Material for this task:
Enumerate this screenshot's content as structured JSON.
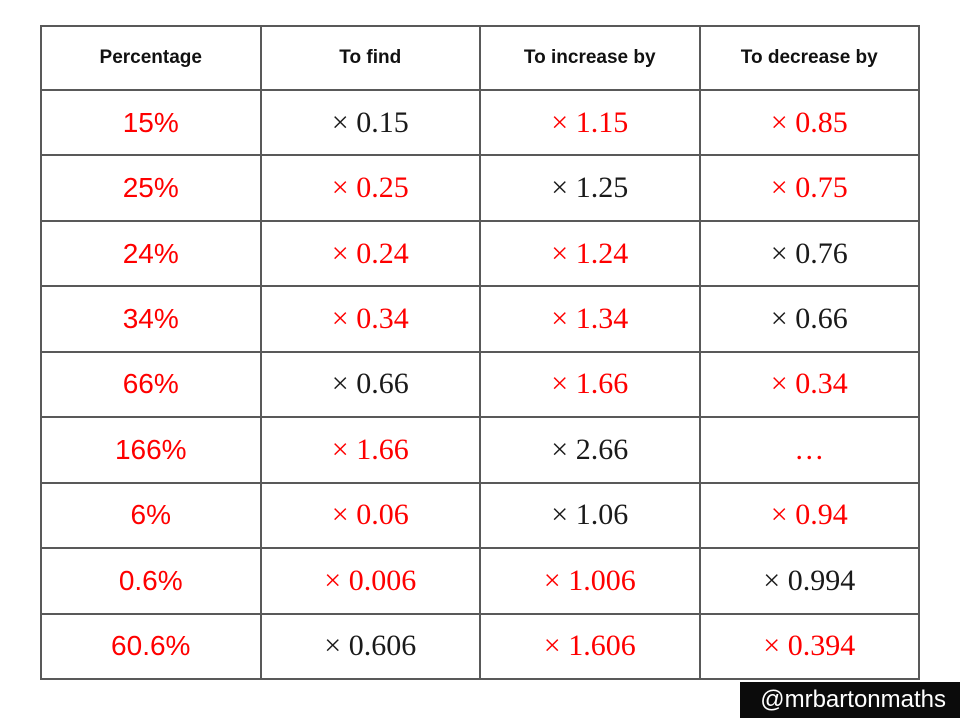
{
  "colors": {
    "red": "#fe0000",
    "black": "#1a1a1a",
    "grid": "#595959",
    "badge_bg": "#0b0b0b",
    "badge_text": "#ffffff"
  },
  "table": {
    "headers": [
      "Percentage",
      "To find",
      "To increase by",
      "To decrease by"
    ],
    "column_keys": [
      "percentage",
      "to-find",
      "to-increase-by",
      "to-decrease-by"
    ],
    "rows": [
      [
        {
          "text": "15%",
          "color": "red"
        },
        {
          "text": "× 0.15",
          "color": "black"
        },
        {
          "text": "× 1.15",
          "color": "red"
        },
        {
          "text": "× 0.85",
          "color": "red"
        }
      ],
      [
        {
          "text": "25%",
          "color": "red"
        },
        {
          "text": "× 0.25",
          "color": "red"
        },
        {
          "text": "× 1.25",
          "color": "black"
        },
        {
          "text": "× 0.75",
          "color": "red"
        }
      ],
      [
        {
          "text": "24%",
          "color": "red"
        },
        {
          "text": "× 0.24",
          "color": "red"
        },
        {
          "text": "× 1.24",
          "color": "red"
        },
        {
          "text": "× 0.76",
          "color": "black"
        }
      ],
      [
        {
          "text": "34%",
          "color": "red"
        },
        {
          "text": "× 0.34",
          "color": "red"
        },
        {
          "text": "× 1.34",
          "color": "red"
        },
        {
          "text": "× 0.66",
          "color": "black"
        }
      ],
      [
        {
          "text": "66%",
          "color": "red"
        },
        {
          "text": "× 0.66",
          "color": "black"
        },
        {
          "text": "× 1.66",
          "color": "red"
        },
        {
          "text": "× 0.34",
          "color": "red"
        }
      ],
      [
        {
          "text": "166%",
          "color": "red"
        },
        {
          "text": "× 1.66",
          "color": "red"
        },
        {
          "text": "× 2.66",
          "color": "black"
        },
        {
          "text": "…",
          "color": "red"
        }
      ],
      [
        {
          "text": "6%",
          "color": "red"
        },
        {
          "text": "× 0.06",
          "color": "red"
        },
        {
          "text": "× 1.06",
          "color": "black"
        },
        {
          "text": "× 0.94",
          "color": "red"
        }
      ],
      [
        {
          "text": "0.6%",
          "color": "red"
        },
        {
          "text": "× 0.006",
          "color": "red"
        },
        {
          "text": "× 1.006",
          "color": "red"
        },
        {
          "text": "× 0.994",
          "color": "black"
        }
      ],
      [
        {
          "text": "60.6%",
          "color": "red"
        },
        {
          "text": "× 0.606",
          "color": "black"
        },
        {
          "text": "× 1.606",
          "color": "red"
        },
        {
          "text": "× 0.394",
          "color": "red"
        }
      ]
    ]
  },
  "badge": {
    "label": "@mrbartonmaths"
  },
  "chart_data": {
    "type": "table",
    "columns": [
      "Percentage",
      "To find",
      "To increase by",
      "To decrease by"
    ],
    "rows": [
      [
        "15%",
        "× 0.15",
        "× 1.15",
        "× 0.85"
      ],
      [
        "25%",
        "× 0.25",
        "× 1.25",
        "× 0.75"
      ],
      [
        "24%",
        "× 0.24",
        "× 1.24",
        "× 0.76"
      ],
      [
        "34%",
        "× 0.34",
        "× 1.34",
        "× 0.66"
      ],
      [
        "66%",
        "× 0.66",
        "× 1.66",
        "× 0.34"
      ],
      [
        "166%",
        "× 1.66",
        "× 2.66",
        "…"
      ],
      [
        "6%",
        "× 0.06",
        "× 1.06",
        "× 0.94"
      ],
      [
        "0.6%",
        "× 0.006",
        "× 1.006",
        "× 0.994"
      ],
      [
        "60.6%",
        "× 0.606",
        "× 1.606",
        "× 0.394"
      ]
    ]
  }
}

Given task: Give the material again exactly as it is, but keep the pictures out.

Problem solution:
Enumerate this screenshot's content as structured JSON.
{
  "colors": {
    "red": "#fe0000",
    "black": "#1a1a1a",
    "grid": "#595959",
    "badge_bg": "#0b0b0b",
    "badge_text": "#ffffff"
  },
  "table": {
    "headers": [
      "Percentage",
      "To find",
      "To increase by",
      "To decrease by"
    ],
    "column_keys": [
      "percentage",
      "to-find",
      "to-increase-by",
      "to-decrease-by"
    ],
    "rows": [
      [
        {
          "text": "15%",
          "color": "red"
        },
        {
          "text": "× 0.15",
          "color": "black"
        },
        {
          "text": "× 1.15",
          "color": "red"
        },
        {
          "text": "× 0.85",
          "color": "red"
        }
      ],
      [
        {
          "text": "25%",
          "color": "red"
        },
        {
          "text": "× 0.25",
          "color": "red"
        },
        {
          "text": "× 1.25",
          "color": "black"
        },
        {
          "text": "× 0.75",
          "color": "red"
        }
      ],
      [
        {
          "text": "24%",
          "color": "red"
        },
        {
          "text": "× 0.24",
          "color": "red"
        },
        {
          "text": "× 1.24",
          "color": "red"
        },
        {
          "text": "× 0.76",
          "color": "black"
        }
      ],
      [
        {
          "text": "34%",
          "color": "red"
        },
        {
          "text": "× 0.34",
          "color": "red"
        },
        {
          "text": "× 1.34",
          "color": "red"
        },
        {
          "text": "× 0.66",
          "color": "black"
        }
      ],
      [
        {
          "text": "66%",
          "color": "red"
        },
        {
          "text": "× 0.66",
          "color": "black"
        },
        {
          "text": "× 1.66",
          "color": "red"
        },
        {
          "text": "× 0.34",
          "color": "red"
        }
      ],
      [
        {
          "text": "166%",
          "color": "red"
        },
        {
          "text": "× 1.66",
          "color": "red"
        },
        {
          "text": "× 2.66",
          "color": "black"
        },
        {
          "text": "…",
          "color": "red"
        }
      ],
      [
        {
          "text": "6%",
          "color": "red"
        },
        {
          "text": "× 0.06",
          "color": "red"
        },
        {
          "text": "× 1.06",
          "color": "black"
        },
        {
          "text": "× 0.94",
          "color": "red"
        }
      ],
      [
        {
          "text": "0.6%",
          "color": "red"
        },
        {
          "text": "× 0.006",
          "color": "red"
        },
        {
          "text": "× 1.006",
          "color": "red"
        },
        {
          "text": "× 0.994",
          "color": "black"
        }
      ],
      [
        {
          "text": "60.6%",
          "color": "red"
        },
        {
          "text": "× 0.606",
          "color": "black"
        },
        {
          "text": "× 1.606",
          "color": "red"
        },
        {
          "text": "× 0.394",
          "color": "red"
        }
      ]
    ]
  },
  "badge": {
    "label": "@mrbartonmaths"
  },
  "chart_data": {
    "type": "table",
    "columns": [
      "Percentage",
      "To find",
      "To increase by",
      "To decrease by"
    ],
    "rows": [
      [
        "15%",
        "× 0.15",
        "× 1.15",
        "× 0.85"
      ],
      [
        "25%",
        "× 0.25",
        "× 1.25",
        "× 0.75"
      ],
      [
        "24%",
        "× 0.24",
        "× 1.24",
        "× 0.76"
      ],
      [
        "34%",
        "× 0.34",
        "× 1.34",
        "× 0.66"
      ],
      [
        "66%",
        "× 0.66",
        "× 1.66",
        "× 0.34"
      ],
      [
        "166%",
        "× 1.66",
        "× 2.66",
        "…"
      ],
      [
        "6%",
        "× 0.06",
        "× 1.06",
        "× 0.94"
      ],
      [
        "0.6%",
        "× 0.006",
        "× 1.006",
        "× 0.994"
      ],
      [
        "60.6%",
        "× 0.606",
        "× 1.606",
        "× 0.394"
      ]
    ]
  }
}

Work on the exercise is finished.